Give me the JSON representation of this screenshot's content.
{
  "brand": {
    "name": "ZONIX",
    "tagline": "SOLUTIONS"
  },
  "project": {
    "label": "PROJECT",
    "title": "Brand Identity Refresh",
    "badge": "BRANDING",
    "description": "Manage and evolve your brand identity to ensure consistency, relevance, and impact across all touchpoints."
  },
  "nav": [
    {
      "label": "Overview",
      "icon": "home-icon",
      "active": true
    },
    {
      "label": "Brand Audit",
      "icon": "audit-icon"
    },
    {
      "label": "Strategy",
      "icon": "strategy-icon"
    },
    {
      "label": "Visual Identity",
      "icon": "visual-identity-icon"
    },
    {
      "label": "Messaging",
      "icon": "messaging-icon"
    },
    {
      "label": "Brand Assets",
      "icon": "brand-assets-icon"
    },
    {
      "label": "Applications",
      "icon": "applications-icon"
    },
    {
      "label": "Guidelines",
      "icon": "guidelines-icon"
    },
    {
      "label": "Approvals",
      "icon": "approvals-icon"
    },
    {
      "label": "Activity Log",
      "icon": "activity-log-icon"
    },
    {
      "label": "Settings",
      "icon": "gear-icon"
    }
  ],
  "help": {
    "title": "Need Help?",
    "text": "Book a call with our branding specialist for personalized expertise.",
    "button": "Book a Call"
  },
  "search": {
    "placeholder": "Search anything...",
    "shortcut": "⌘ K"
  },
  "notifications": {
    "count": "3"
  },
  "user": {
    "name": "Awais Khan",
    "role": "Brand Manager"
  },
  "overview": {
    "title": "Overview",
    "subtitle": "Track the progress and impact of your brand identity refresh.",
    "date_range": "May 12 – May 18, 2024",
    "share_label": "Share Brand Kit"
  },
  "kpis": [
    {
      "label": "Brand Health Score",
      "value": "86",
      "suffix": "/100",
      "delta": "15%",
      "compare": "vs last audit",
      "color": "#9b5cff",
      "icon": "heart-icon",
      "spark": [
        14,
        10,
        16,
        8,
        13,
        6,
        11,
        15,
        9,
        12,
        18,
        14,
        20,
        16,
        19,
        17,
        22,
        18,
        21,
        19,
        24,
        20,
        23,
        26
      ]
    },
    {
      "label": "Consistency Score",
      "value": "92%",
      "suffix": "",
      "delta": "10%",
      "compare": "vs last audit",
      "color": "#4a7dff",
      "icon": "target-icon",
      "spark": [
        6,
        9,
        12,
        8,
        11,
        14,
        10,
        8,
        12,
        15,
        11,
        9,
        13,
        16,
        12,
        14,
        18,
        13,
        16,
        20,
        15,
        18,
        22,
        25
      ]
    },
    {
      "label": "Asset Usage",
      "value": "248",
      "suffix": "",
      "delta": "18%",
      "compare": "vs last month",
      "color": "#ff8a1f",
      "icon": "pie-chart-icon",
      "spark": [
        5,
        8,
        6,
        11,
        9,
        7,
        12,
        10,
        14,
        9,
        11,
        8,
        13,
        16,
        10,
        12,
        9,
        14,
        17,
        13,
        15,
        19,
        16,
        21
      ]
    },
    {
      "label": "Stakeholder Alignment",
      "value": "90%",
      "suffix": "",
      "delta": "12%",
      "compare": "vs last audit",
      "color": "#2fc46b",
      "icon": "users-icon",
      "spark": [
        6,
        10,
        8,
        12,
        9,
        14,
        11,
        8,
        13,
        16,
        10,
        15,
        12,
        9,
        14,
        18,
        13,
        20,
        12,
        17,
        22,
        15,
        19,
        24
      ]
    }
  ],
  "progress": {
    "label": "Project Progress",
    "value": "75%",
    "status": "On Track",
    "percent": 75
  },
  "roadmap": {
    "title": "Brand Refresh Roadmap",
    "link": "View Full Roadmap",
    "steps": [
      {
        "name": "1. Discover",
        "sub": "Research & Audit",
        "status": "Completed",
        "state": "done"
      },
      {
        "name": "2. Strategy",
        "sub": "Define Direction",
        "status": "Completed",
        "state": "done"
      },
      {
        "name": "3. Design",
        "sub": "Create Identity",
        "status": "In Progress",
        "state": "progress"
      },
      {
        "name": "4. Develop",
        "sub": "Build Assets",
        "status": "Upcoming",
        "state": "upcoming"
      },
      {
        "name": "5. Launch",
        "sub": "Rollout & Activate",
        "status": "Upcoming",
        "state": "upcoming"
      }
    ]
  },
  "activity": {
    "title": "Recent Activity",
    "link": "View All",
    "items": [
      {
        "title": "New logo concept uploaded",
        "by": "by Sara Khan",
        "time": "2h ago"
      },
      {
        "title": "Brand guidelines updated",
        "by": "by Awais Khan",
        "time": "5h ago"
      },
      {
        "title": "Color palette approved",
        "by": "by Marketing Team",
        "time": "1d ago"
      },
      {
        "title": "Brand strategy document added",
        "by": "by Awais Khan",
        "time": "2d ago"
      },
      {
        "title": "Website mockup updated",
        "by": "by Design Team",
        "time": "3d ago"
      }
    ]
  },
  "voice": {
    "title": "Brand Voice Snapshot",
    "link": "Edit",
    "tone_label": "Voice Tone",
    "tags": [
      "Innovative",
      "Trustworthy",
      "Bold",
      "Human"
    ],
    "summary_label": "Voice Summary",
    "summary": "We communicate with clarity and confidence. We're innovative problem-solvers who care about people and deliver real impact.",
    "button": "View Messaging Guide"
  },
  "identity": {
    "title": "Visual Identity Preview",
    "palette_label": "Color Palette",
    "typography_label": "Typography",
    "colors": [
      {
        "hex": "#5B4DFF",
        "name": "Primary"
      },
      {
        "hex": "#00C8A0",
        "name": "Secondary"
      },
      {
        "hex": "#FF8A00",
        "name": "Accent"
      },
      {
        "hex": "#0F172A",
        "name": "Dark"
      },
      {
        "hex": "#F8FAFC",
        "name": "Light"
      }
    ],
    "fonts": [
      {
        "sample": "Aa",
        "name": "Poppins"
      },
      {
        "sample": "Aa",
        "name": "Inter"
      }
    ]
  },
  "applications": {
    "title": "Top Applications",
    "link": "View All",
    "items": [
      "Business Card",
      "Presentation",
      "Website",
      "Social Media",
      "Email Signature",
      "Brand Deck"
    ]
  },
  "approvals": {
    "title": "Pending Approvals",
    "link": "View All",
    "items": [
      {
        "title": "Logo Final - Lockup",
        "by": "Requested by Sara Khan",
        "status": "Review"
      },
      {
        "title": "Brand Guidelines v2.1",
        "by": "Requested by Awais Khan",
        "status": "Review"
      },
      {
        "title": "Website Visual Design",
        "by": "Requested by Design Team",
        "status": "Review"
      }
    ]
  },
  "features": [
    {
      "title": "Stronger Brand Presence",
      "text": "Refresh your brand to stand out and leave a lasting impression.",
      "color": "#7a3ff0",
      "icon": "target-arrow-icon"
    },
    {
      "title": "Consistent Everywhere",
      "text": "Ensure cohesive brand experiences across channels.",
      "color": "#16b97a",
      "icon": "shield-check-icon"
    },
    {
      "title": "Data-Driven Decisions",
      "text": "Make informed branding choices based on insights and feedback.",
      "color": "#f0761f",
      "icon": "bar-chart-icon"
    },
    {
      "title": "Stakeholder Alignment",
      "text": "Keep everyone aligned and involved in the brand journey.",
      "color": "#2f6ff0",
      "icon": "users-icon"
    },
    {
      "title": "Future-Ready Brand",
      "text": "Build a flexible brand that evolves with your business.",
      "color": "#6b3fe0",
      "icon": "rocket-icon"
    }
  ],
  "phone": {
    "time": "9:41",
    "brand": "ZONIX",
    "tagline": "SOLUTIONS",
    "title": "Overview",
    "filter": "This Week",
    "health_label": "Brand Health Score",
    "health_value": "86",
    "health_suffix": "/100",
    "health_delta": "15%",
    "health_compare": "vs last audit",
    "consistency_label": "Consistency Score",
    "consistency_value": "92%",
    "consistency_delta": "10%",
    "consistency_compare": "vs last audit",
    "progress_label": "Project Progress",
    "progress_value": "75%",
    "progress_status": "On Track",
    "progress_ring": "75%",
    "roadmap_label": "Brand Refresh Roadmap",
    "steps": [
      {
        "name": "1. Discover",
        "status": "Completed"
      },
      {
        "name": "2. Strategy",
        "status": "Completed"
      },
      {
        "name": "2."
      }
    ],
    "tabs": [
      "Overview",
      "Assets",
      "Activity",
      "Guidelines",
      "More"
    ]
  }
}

_Challenge_
What is the number of lines in the listing that include the word "Build"? Give that number and nothing else.

_Completed task_
2